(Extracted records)
===

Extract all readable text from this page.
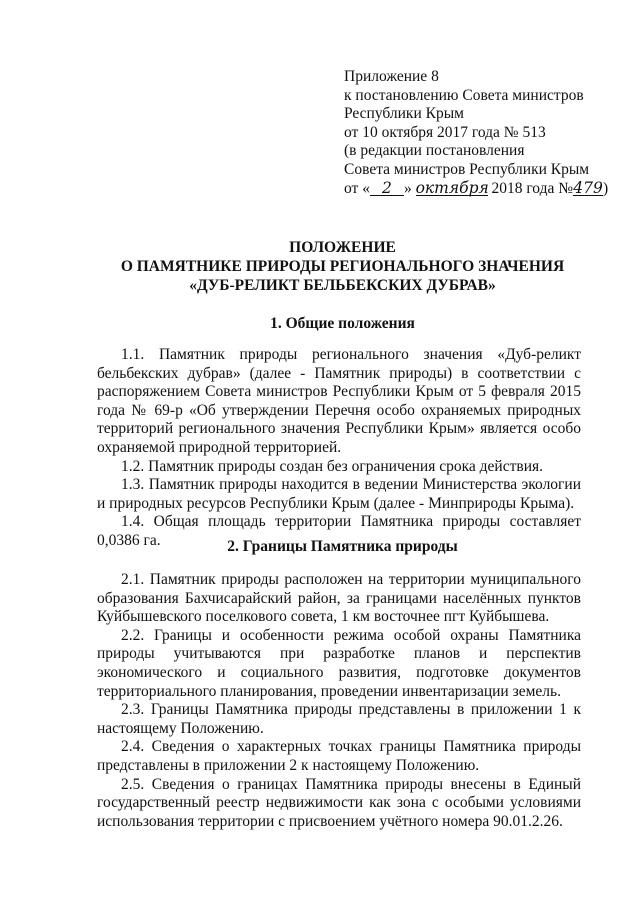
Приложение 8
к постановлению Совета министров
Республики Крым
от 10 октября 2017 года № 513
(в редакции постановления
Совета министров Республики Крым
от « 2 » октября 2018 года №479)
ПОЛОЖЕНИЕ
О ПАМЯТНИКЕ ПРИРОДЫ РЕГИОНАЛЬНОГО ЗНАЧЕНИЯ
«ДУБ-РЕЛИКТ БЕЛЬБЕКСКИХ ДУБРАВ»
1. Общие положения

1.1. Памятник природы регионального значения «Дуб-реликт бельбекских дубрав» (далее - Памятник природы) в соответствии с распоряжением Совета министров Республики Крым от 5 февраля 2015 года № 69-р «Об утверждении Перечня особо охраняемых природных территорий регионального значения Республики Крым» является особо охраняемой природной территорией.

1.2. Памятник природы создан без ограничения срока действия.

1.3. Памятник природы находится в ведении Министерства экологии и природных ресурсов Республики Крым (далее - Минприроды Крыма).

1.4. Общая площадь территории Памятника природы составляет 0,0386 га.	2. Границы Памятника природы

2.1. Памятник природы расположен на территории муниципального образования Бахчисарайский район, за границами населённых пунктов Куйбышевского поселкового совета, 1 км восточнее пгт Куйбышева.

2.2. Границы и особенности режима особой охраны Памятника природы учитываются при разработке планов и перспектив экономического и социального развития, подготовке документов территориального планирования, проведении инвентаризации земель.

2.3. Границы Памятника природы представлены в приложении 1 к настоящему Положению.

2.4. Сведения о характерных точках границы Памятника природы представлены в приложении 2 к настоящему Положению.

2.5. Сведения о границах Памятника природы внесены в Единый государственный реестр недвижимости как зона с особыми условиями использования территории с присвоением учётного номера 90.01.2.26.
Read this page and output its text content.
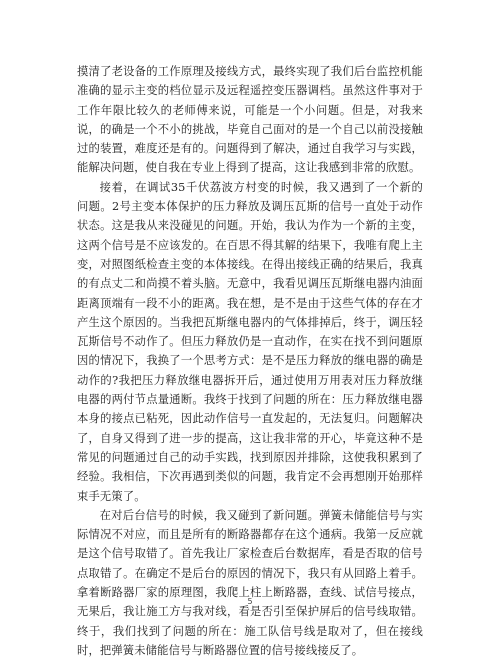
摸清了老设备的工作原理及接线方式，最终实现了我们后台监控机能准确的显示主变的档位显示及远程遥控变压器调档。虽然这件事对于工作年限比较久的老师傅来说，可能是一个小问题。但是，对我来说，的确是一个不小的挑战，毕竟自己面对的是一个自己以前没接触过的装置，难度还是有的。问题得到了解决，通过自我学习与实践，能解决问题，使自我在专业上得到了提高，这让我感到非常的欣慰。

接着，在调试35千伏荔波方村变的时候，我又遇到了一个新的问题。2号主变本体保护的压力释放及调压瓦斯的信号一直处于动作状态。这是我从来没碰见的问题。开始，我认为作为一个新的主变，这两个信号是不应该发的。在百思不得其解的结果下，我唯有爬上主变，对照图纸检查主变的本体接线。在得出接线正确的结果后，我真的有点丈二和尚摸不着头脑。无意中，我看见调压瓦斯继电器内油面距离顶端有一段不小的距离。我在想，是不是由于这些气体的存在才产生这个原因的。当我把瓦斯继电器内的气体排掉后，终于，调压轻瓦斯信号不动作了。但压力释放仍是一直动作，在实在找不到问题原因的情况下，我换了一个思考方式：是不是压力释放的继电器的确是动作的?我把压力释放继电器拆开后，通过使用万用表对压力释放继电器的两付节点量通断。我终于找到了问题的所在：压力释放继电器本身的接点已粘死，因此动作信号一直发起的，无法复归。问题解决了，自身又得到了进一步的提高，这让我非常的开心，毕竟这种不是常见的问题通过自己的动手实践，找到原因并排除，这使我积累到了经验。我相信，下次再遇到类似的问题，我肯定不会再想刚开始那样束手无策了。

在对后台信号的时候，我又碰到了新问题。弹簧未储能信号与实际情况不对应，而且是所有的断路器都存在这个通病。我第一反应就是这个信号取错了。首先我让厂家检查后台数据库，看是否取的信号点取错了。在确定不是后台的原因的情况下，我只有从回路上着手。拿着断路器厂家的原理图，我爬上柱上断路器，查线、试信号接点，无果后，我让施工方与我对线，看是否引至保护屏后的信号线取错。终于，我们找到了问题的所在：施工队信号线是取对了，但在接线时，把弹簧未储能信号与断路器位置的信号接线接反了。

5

===

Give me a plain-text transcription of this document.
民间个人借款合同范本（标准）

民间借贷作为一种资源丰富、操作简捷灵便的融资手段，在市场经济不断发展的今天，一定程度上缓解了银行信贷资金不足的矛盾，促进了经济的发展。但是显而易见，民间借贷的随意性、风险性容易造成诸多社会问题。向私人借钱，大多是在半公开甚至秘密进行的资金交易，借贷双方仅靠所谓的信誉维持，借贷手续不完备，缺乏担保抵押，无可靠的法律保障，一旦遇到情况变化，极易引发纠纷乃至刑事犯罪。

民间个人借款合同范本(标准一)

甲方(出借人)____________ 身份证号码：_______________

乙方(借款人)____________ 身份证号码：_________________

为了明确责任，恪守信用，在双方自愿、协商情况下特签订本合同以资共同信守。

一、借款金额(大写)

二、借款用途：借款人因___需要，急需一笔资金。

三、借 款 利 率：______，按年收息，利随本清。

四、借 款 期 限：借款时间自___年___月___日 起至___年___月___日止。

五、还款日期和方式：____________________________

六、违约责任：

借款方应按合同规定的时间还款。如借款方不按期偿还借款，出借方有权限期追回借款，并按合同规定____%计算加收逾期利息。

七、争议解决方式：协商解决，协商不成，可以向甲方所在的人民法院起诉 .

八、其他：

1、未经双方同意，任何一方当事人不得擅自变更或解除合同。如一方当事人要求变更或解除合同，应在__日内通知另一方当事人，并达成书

===

Using the entries above, return each line that includes the word "природных".

1.1. Памятник природы регионального значения «Дуб-реликт бельбекских дубрав» (далее - Памятник природы) в соответствии с распоряжением Совета министров Республики Крым от 5 февраля 2015 года № 69-р «Об утверждении Перечня особо охраняемых природных территорий регионального значения Республики Крым» является особо охраняемой природной территорией.
1.3. Памятник природы находится в ведении Министерства экологии и природных ресурсов Республики Крым (далее - Минприроды Крыма).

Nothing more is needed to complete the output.